### EXERCISE
Pick out every line holding the string "взаимодействии" and copy it.

### RECORDED DATA
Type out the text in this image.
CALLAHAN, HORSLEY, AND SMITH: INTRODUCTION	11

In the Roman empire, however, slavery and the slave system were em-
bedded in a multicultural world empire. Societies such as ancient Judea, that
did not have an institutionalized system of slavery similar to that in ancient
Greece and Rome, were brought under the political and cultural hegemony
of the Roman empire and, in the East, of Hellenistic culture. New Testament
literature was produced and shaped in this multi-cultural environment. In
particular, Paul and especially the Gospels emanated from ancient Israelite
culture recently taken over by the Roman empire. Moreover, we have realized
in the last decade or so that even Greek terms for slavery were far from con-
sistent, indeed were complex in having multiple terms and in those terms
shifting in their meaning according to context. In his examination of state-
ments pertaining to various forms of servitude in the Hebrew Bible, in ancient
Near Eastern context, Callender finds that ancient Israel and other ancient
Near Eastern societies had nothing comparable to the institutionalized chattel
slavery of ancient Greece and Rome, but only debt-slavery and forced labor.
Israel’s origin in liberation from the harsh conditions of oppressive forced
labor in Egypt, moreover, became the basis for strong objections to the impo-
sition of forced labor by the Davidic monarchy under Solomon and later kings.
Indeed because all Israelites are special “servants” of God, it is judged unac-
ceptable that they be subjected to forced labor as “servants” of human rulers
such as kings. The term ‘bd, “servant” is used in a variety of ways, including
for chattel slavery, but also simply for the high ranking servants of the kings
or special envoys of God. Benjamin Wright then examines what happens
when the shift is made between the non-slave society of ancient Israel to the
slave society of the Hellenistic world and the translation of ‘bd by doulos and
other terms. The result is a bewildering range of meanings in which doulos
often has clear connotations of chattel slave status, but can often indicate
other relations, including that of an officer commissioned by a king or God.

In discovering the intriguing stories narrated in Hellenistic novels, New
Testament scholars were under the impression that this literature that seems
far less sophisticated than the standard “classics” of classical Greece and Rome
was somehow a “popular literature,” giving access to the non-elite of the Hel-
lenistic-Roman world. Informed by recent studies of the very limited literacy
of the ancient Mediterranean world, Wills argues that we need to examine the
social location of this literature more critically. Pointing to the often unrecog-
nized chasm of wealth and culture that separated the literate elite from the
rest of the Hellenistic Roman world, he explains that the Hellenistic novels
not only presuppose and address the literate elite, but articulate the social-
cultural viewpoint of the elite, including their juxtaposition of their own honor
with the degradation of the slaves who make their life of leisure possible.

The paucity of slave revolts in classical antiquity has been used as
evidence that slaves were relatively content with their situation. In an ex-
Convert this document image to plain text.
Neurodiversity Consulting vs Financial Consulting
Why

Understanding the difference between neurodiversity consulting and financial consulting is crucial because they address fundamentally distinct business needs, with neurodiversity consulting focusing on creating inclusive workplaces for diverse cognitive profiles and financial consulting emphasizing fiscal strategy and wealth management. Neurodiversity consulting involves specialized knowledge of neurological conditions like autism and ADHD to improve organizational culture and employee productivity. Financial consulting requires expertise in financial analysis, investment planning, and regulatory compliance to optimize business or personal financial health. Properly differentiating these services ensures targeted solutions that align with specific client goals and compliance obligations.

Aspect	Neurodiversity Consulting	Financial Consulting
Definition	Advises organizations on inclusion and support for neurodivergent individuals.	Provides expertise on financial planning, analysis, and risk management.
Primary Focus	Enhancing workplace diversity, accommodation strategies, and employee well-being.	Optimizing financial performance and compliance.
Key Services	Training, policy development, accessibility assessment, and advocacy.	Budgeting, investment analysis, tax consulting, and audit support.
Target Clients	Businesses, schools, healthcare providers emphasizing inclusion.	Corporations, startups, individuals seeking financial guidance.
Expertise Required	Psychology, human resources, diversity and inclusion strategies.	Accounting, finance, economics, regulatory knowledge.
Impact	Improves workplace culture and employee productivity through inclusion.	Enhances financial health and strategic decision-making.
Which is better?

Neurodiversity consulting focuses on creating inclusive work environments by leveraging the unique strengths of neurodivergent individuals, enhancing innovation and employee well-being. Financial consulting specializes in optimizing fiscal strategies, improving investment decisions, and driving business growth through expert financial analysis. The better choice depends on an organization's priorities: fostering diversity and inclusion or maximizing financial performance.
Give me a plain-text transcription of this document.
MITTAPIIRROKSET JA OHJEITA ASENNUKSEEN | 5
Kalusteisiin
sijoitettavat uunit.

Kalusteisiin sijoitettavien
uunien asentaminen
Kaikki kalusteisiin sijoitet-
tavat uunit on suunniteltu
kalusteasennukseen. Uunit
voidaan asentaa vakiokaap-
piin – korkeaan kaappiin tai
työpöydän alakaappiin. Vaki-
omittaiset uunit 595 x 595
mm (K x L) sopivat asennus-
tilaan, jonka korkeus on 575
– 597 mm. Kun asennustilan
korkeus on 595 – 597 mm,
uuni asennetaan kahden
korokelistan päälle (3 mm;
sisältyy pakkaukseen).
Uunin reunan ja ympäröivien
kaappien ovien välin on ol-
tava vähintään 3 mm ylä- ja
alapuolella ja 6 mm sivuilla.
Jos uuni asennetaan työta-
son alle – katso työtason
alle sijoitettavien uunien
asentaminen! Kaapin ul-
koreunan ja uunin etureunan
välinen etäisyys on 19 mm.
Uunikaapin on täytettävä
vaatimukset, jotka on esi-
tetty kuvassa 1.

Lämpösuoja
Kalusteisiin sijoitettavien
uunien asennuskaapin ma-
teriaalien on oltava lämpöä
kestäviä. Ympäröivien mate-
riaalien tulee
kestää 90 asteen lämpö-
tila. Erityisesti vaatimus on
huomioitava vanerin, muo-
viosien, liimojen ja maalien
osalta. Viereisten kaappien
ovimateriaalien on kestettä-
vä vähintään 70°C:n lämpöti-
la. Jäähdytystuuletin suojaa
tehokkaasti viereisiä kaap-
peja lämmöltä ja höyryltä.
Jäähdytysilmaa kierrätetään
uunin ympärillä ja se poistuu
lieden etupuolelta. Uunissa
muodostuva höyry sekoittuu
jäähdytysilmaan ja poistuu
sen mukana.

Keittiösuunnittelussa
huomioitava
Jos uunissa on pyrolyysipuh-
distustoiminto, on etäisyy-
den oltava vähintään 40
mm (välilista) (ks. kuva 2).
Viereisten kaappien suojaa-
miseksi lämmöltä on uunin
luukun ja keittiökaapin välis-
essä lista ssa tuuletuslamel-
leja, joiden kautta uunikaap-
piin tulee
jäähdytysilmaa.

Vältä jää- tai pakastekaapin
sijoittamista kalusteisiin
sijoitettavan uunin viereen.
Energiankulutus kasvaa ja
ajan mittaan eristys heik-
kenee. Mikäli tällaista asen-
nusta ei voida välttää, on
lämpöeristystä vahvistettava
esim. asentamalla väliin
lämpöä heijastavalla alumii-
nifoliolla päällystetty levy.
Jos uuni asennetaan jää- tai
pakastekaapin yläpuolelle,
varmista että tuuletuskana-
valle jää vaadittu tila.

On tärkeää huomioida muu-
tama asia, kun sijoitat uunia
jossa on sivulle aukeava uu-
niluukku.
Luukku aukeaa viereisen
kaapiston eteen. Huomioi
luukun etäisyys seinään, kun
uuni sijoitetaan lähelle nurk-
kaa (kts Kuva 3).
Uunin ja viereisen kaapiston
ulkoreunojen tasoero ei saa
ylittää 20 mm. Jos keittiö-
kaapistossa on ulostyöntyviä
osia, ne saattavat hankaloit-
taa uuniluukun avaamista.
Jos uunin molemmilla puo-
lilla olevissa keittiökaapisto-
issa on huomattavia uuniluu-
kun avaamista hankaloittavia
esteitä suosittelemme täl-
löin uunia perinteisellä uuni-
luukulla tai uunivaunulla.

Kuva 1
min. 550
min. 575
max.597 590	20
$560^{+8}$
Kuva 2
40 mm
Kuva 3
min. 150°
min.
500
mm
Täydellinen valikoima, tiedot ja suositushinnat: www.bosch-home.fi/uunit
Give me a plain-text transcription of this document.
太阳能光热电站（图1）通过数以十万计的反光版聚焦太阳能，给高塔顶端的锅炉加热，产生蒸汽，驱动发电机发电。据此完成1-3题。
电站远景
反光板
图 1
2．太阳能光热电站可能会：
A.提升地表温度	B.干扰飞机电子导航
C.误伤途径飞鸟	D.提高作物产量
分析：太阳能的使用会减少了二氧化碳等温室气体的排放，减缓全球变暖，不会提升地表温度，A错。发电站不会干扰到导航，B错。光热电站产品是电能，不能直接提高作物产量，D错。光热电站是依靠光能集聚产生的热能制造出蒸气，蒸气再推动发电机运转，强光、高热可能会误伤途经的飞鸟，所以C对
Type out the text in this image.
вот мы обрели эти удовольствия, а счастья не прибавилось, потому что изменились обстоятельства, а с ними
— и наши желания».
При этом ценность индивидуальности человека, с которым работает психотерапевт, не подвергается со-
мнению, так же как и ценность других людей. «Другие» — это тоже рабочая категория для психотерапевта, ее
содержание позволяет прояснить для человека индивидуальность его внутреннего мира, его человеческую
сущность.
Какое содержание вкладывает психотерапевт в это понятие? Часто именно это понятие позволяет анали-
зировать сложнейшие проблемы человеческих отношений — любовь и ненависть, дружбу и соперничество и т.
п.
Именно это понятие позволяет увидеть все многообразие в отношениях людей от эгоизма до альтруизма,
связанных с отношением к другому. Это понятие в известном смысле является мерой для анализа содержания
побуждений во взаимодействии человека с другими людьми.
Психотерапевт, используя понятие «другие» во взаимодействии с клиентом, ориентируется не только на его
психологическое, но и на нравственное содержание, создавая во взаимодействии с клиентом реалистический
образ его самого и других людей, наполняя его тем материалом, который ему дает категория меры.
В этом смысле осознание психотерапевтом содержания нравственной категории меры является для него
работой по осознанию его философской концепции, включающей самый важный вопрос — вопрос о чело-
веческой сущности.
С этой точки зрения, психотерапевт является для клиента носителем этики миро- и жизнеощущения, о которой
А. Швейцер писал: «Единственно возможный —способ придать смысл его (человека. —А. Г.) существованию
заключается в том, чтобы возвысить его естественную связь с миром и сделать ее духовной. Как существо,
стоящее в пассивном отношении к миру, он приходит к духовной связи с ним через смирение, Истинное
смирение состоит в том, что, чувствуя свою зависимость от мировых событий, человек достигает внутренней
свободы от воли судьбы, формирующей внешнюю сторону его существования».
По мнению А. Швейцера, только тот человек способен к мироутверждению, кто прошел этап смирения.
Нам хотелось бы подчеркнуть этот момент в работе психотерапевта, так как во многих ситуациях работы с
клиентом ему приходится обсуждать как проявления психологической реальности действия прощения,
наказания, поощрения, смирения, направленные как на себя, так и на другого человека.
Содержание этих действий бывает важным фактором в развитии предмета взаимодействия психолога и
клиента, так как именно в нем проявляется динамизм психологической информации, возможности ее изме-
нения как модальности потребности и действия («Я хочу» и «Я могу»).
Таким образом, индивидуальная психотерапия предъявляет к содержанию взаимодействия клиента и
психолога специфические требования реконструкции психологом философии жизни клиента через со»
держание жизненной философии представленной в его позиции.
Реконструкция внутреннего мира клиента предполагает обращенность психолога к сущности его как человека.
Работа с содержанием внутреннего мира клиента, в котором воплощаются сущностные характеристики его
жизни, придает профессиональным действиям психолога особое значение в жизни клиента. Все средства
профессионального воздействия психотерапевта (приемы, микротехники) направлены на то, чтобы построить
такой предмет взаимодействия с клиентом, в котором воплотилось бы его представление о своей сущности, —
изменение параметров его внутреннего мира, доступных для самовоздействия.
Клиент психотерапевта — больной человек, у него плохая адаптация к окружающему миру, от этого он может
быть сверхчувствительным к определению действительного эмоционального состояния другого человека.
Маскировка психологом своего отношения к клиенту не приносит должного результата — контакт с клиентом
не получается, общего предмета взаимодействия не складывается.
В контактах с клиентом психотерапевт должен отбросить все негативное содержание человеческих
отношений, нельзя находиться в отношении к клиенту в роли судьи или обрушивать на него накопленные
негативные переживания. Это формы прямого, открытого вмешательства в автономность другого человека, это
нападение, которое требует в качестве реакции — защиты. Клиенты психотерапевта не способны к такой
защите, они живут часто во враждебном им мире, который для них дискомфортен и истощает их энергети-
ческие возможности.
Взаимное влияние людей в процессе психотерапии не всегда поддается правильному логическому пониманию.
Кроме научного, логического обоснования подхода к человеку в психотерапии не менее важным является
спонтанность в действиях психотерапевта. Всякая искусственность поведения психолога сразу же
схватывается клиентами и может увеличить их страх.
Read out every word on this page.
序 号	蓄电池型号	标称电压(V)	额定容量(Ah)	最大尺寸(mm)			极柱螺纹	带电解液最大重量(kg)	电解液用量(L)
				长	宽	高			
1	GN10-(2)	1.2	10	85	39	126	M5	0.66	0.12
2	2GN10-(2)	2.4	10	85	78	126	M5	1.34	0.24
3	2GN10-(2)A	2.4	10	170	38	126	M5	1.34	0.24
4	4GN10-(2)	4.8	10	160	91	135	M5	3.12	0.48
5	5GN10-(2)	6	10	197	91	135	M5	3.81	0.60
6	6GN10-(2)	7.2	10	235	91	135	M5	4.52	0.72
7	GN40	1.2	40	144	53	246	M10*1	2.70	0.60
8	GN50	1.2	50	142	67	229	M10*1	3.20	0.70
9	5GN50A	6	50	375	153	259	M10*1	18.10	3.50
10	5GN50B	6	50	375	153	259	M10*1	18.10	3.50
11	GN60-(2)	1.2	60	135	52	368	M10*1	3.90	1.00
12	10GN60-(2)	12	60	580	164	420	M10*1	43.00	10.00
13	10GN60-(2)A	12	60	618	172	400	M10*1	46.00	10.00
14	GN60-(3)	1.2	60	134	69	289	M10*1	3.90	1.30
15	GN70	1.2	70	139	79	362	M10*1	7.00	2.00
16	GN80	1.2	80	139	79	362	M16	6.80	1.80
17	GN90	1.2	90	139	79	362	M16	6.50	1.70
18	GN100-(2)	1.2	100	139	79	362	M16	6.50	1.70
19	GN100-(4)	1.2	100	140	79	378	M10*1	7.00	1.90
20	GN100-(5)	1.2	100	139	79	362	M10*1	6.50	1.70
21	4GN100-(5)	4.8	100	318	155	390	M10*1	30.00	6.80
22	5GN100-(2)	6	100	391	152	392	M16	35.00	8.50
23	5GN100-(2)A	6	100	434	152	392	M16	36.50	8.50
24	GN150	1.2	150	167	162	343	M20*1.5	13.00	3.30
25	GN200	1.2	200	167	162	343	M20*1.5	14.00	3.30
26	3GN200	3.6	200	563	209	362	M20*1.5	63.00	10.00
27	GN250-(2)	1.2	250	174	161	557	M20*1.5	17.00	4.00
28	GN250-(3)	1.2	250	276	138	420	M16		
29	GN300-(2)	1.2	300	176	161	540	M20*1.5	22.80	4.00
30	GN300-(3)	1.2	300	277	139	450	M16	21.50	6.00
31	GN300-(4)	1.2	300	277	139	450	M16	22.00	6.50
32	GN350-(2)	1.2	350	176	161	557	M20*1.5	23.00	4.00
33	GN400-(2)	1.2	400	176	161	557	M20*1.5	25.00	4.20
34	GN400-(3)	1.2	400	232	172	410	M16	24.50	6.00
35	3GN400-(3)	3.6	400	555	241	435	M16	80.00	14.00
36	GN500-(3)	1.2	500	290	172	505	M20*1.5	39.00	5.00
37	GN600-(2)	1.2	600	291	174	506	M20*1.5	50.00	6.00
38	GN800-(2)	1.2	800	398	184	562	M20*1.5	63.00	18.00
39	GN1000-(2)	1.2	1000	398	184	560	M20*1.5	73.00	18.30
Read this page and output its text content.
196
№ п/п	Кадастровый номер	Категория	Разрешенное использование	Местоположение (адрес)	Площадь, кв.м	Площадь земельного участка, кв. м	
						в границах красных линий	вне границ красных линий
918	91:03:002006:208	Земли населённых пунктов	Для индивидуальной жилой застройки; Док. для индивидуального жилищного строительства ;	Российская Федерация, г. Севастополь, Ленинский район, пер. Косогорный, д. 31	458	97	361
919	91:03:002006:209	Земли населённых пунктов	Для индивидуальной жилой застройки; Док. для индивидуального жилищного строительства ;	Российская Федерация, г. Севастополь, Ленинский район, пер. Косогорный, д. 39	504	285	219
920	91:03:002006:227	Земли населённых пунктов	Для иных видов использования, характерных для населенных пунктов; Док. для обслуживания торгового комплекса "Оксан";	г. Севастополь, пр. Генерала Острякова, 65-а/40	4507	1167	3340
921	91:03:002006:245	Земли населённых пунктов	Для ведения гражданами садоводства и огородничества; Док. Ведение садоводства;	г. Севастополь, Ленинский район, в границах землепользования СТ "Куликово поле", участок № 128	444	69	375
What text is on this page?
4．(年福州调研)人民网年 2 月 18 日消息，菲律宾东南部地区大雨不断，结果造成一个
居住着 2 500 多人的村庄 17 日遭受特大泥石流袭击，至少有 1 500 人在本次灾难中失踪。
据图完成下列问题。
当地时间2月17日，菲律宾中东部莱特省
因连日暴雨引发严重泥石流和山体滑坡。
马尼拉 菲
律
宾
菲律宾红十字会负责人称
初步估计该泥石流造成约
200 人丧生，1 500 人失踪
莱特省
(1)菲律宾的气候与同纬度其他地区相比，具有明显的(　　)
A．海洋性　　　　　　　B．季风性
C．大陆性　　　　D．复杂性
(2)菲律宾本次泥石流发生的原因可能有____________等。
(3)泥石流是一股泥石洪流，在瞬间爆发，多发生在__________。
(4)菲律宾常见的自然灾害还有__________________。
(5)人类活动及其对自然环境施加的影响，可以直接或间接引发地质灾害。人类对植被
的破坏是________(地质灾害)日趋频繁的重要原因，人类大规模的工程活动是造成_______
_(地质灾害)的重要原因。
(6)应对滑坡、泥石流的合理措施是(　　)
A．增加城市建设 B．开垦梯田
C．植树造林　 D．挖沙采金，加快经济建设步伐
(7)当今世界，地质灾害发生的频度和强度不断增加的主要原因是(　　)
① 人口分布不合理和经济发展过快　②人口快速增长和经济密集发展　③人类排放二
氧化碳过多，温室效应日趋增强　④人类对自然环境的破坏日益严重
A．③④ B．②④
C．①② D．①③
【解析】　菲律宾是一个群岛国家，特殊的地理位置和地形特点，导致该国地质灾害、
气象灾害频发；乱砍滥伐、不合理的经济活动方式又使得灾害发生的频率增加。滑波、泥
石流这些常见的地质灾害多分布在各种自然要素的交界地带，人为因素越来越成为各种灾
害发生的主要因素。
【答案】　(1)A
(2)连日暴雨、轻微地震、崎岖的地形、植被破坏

### FINISHED EXERCISE
побуждений во взаимодействии человека с другими людьми.
Психотерапевт, используя понятие «другие» во взаимодействии с клиентом, ориентируется не только на его
психологическое, но и на нравственное содержание, создавая во взаимодействии с клиентом реалистический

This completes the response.